>> start

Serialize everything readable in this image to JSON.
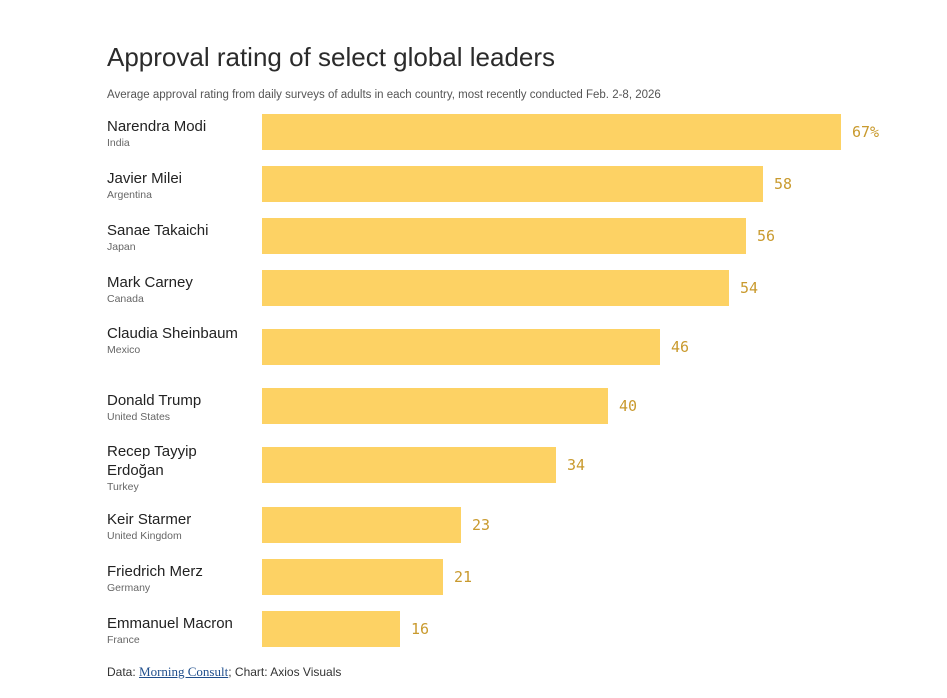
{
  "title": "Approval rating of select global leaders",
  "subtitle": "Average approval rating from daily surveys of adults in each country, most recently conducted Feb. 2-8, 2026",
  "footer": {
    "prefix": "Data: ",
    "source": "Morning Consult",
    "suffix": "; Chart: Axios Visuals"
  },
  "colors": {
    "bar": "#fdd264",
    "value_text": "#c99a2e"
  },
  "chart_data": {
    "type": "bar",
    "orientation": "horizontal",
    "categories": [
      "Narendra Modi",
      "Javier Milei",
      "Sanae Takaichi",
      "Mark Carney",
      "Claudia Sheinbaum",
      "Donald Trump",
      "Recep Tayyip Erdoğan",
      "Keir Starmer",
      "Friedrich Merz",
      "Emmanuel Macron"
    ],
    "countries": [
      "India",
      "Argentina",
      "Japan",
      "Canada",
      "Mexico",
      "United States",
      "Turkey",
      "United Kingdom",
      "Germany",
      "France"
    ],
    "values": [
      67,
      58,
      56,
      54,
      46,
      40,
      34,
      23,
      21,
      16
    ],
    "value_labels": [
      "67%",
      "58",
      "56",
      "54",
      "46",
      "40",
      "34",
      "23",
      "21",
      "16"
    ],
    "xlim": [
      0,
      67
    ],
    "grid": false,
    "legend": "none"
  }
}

>> end
>> start

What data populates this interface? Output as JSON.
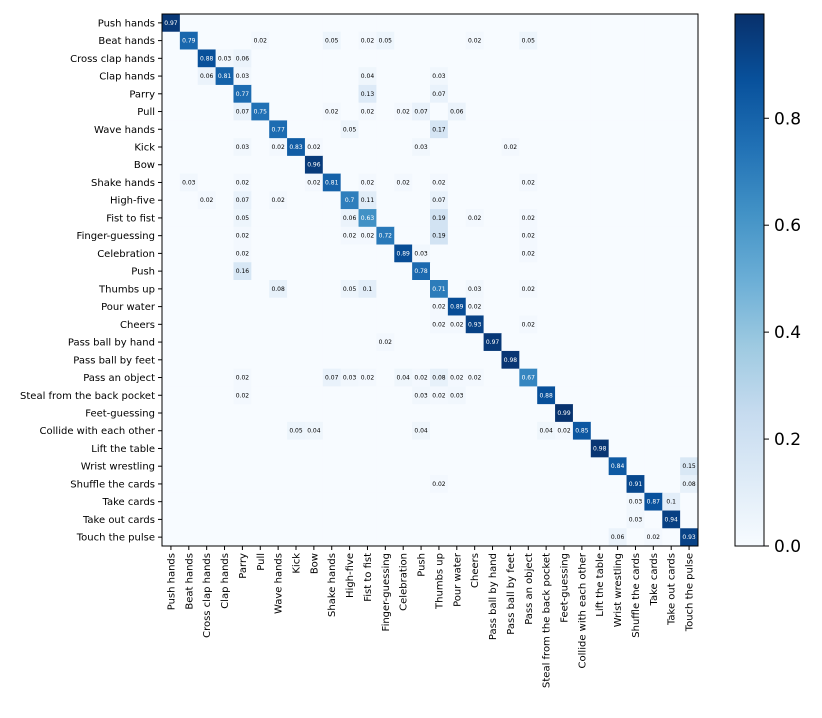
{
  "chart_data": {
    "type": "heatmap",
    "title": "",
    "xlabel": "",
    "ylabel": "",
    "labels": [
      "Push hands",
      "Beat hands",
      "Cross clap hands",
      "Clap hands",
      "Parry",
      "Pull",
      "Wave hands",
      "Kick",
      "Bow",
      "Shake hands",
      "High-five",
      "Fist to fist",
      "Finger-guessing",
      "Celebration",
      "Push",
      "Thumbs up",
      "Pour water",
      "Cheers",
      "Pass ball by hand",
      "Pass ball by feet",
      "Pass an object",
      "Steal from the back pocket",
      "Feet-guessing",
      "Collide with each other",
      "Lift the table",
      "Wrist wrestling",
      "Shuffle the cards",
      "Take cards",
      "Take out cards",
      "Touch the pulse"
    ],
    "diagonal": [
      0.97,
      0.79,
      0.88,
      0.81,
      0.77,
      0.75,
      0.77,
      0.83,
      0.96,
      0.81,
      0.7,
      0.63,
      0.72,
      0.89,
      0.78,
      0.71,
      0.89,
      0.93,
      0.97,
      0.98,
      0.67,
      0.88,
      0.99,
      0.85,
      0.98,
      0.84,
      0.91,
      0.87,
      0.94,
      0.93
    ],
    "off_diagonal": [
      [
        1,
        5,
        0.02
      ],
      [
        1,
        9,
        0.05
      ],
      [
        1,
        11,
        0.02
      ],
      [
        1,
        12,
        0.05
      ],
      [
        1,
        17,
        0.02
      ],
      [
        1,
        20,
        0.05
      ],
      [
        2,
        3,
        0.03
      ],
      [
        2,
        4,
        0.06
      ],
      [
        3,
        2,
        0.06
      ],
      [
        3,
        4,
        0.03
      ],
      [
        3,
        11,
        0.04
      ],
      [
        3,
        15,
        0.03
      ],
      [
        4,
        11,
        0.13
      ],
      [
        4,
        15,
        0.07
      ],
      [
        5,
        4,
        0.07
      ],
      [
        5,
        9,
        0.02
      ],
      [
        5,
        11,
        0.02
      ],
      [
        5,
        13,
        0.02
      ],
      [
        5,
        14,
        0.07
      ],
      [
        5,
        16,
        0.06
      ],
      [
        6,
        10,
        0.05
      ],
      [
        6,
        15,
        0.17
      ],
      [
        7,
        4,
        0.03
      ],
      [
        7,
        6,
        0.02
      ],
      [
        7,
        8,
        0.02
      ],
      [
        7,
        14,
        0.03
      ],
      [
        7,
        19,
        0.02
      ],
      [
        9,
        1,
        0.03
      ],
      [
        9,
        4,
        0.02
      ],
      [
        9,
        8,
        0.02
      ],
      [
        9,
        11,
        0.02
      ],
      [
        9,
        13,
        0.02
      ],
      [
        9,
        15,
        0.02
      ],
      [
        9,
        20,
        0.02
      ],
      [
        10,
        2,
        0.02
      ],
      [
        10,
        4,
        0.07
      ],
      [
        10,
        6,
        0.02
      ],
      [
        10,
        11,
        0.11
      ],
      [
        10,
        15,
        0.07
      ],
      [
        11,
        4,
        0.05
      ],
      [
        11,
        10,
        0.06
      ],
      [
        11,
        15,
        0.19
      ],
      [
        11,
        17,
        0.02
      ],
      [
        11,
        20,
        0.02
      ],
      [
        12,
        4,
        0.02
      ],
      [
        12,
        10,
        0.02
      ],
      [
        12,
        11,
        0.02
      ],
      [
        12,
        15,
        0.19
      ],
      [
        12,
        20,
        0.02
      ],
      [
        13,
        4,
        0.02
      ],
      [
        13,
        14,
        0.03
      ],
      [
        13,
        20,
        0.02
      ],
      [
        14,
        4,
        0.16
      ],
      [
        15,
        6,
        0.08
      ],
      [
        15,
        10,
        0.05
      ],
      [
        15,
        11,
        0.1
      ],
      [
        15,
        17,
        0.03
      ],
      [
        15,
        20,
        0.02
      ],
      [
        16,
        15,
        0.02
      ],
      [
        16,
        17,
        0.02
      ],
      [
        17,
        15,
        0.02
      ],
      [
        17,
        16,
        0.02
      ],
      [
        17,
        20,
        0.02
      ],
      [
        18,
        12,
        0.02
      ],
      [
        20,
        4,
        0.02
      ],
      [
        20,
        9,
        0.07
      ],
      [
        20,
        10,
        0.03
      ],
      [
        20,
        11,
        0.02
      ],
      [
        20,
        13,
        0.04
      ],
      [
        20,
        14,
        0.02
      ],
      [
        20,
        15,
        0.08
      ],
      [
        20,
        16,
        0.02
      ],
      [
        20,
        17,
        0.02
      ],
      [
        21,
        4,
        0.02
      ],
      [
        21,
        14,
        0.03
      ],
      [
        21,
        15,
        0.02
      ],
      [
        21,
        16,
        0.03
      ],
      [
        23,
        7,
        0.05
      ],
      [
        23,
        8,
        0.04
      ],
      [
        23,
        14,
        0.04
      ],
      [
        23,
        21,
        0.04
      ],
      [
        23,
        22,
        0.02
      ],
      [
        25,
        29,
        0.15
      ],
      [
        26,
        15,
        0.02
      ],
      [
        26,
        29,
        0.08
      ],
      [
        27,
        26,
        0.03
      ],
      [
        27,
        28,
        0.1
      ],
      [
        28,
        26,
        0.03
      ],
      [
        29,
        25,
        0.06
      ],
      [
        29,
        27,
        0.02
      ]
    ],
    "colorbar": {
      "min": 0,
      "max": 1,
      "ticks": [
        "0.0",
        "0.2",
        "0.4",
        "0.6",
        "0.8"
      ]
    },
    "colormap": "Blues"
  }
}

>> end

● **Exercise prompt**
Extract every line that has the string "JSON" in it.

● **Answer to the exercise**
Serialize everything readable in this image to JSON.
What data populates this interface? Output as JSON.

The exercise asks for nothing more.